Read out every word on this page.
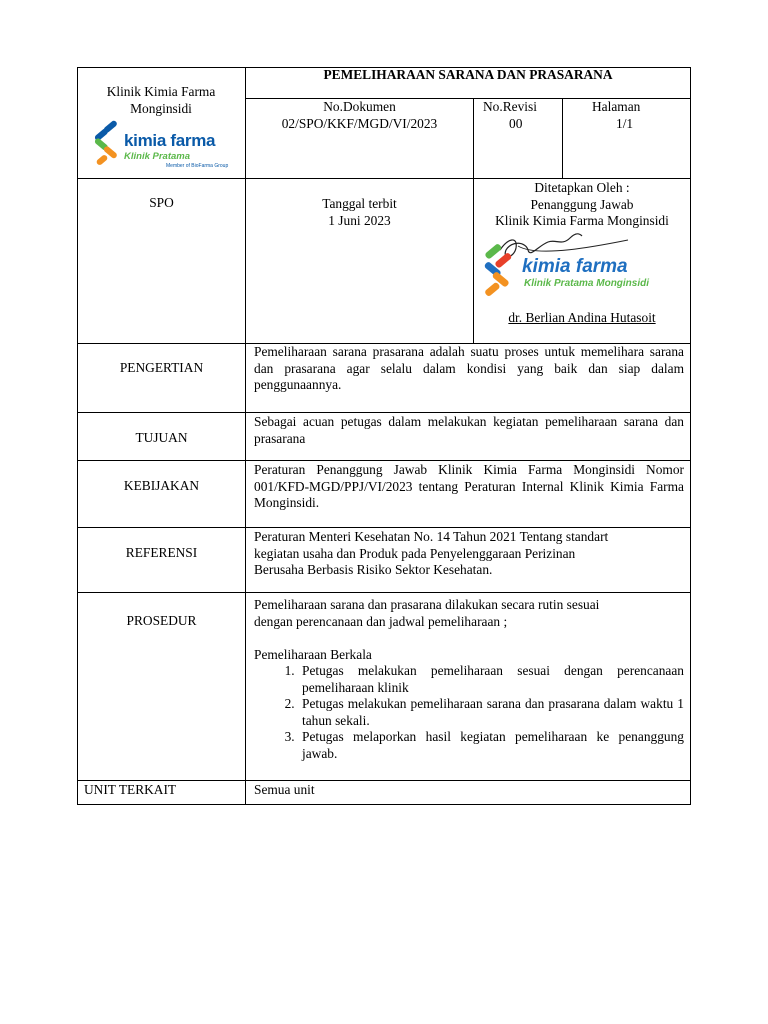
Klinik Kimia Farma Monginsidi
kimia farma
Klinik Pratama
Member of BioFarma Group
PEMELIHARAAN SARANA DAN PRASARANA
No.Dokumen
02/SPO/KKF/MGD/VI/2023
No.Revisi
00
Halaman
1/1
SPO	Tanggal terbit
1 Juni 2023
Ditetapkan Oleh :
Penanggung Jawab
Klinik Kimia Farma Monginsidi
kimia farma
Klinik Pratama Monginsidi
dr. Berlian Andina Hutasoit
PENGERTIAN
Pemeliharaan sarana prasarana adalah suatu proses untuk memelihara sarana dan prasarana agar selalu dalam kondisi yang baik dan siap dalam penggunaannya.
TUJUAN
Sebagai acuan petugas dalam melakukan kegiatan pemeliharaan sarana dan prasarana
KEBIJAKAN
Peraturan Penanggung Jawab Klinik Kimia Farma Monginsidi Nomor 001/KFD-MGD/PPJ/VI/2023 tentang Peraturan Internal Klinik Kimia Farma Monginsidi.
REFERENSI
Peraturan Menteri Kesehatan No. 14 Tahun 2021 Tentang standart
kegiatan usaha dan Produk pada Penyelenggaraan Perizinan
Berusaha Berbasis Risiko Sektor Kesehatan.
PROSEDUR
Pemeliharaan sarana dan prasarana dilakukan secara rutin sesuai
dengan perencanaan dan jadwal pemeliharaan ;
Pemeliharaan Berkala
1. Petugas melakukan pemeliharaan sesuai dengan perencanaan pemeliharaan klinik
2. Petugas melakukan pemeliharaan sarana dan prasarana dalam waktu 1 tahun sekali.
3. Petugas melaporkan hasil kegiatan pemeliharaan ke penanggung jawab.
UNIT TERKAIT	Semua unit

────────────────────────────────────────

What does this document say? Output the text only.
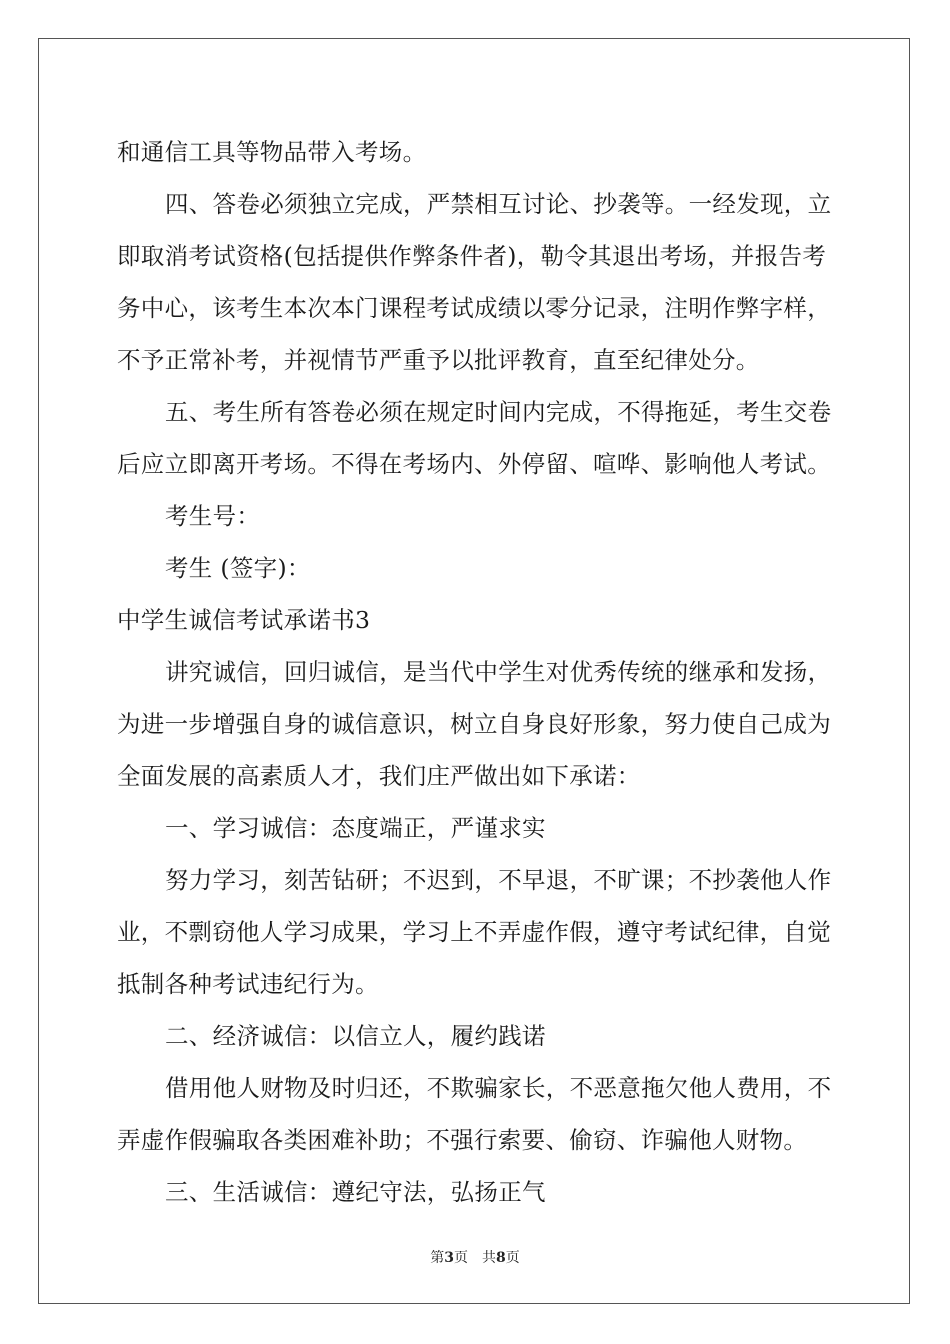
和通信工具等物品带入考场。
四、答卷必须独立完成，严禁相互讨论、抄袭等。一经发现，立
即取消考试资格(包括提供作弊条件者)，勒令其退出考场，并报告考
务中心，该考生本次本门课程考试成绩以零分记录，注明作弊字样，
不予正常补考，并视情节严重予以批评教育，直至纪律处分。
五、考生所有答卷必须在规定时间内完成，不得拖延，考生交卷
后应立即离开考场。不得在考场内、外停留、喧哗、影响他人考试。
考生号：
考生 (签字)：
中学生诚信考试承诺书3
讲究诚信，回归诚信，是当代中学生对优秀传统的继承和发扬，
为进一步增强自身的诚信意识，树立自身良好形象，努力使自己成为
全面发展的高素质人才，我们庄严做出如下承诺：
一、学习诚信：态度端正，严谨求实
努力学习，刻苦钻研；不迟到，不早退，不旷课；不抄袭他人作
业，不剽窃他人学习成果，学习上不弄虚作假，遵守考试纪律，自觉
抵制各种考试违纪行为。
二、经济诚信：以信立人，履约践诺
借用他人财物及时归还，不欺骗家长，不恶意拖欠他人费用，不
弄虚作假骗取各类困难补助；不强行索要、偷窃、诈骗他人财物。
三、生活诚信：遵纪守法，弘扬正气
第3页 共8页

────────────────────────────────────────

» **The exercise**
Identify and list each line with the word "kegiatan".

» **Response to this task**
Sebagai acuan petugas dalam melakukan kegiatan pemeliharaan sarana dan prasarana
kegiatan usaha dan Produk pada Penyelenggaraan Perizinan
3. Petugas melaporkan hasil kegiatan pemeliharaan ke penanggung jawab.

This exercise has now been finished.